## [Written instruction]
Will you quote all of the entries, word for word?
- - -
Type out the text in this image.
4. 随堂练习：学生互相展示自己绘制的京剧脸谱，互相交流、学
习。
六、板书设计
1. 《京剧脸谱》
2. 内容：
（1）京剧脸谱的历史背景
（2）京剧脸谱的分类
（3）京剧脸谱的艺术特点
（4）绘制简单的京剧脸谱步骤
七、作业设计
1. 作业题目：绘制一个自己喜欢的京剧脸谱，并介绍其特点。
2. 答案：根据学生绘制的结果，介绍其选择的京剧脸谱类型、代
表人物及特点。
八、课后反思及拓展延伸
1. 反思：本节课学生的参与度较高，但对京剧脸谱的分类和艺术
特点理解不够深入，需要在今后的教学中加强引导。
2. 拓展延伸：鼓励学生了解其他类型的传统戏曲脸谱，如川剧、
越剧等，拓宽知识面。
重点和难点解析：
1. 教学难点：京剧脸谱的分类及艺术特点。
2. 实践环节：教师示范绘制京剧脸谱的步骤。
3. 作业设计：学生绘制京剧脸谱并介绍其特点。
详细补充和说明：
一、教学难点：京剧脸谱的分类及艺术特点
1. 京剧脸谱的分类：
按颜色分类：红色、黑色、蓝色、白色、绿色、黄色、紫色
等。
- - -
## [Response to the task]
Type out the text in this image.
4. 随堂练习：学生互相展示自己绘制的京剧脸谱，互相交流、学
习。
六、板书设计
1. 《京剧脸谱》
2. 内容：
（1）京剧脸谱的历史背景
（2）京剧脸谱的分类
（3）京剧脸谱的艺术特点
（4）绘制简单的京剧脸谱步骤
七、作业设计
1. 作业题目：绘制一个自己喜欢的京剧脸谱，并介绍其特点。
2. 答案：根据学生绘制的结果，介绍其选择的京剧脸谱类型、代
表人物及特点。
八、课后反思及拓展延伸
1. 反思：本节课学生的参与度较高，但对京剧脸谱的分类和艺术
特点理解不够深入，需要在今后的教学中加强引导。
2. 拓展延伸：鼓励学生了解其他类型的传统戏曲脸谱，如川剧、
越剧等，拓宽知识面。
重点和难点解析：
1. 教学难点：京剧脸谱的分类及艺术特点。
2. 实践环节：教师示范绘制京剧脸谱的步骤。
3. 作业设计：学生绘制京剧脸谱并介绍其特点。
详细补充和说明：
一、教学难点：京剧脸谱的分类及艺术特点
1. 京剧脸谱的分类：
按颜色分类：红色、黑色、蓝色、白色、绿色、黄色、紫色
等。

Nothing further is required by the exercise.